··· Input data
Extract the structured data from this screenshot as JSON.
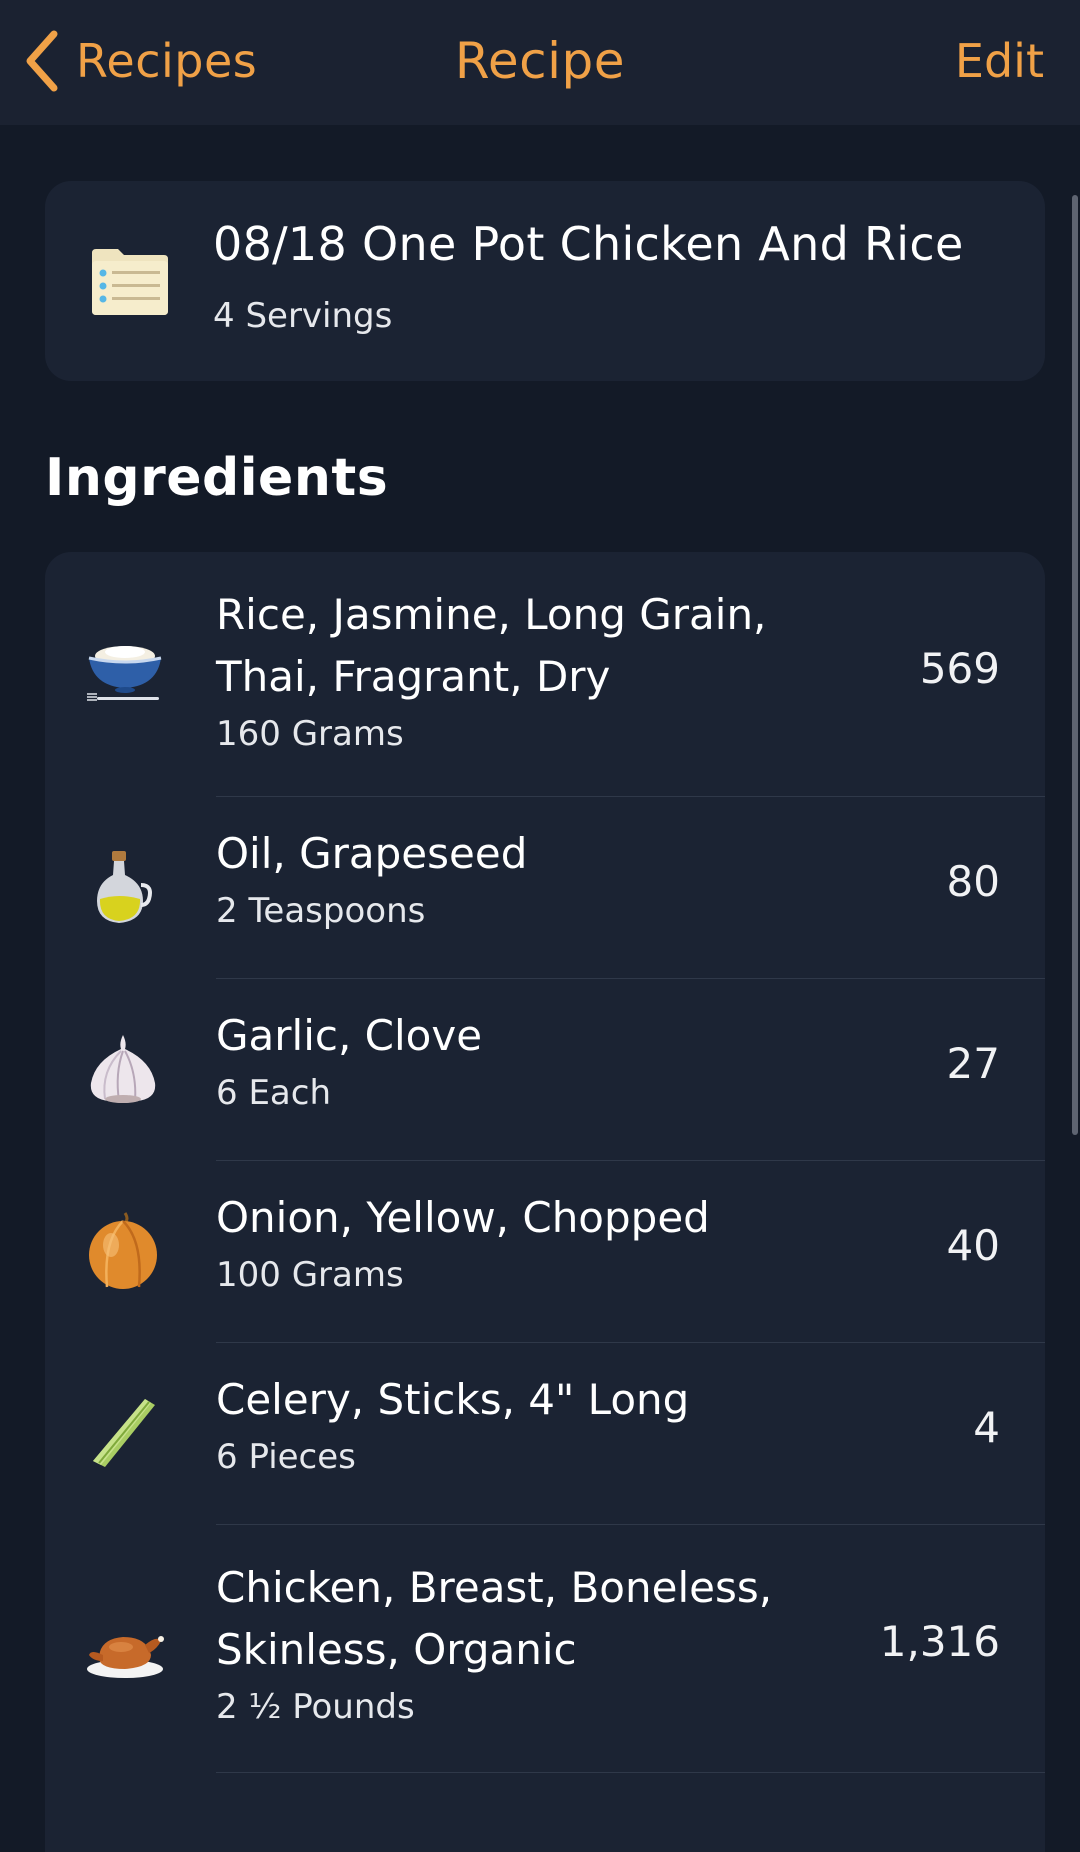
{
  "nav": {
    "back_label": "Recipes",
    "title": "Recipe",
    "edit_label": "Edit"
  },
  "recipe": {
    "name": "08/18 One Pot Chicken And Rice",
    "servings": "4 Servings",
    "icon": "recipe-card-icon"
  },
  "ingredients_heading": "Ingredients",
  "ingredients": [
    {
      "line1": "Rice, Jasmine, Long Grain,",
      "line2": "Thai, Fragrant, Dry",
      "amount": "160 Grams",
      "calories": "569",
      "icon": "rice-bowl-icon"
    },
    {
      "line1": "Oil, Grapeseed",
      "line2": "",
      "amount": "2 Teaspoons",
      "calories": "80",
      "icon": "oil-bottle-icon"
    },
    {
      "line1": "Garlic, Clove",
      "line2": "",
      "amount": "6 Each",
      "calories": "27",
      "icon": "garlic-icon"
    },
    {
      "line1": "Onion, Yellow, Chopped",
      "line2": "",
      "amount": "100 Grams",
      "calories": "40",
      "icon": "onion-icon"
    },
    {
      "line1": "Celery, Sticks, 4\" Long",
      "line2": "",
      "amount": "6 Pieces",
      "calories": "4",
      "icon": "celery-icon"
    },
    {
      "line1": "Chicken, Breast, Boneless,",
      "line2": "Skinless, Organic",
      "amount": "2 ½ Pounds",
      "calories": "1,316",
      "icon": "roast-chicken-icon"
    }
  ],
  "colors": {
    "accent": "#f0a147",
    "background": "#131a27",
    "card": "#1b2333",
    "navbar": "#1b2231"
  }
}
······
◆ **Set problem**
Exactly as written, return every line of the listing, but not the pictures.

◆ **Result below**
Extract the structured data from this screenshot as JSON.
{
  "nav": {
    "back_label": "Recipes",
    "title": "Recipe",
    "edit_label": "Edit"
  },
  "recipe": {
    "name": "08/18 One Pot Chicken And Rice",
    "servings": "4 Servings",
    "icon": "recipe-card-icon"
  },
  "ingredients_heading": "Ingredients",
  "ingredients": [
    {
      "line1": "Rice, Jasmine, Long Grain,",
      "line2": "Thai, Fragrant, Dry",
      "amount": "160 Grams",
      "calories": "569",
      "icon": "rice-bowl-icon"
    },
    {
      "line1": "Oil, Grapeseed",
      "line2": "",
      "amount": "2 Teaspoons",
      "calories": "80",
      "icon": "oil-bottle-icon"
    },
    {
      "line1": "Garlic, Clove",
      "line2": "",
      "amount": "6 Each",
      "calories": "27",
      "icon": "garlic-icon"
    },
    {
      "line1": "Onion, Yellow, Chopped",
      "line2": "",
      "amount": "100 Grams",
      "calories": "40",
      "icon": "onion-icon"
    },
    {
      "line1": "Celery, Sticks, 4\" Long",
      "line2": "",
      "amount": "6 Pieces",
      "calories": "4",
      "icon": "celery-icon"
    },
    {
      "line1": "Chicken, Breast, Boneless,",
      "line2": "Skinless, Organic",
      "amount": "2 ½ Pounds",
      "calories": "1,316",
      "icon": "roast-chicken-icon"
    }
  ],
  "colors": {
    "accent": "#f0a147",
    "background": "#131a27",
    "card": "#1b2333",
    "navbar": "#1b2231"
  }
}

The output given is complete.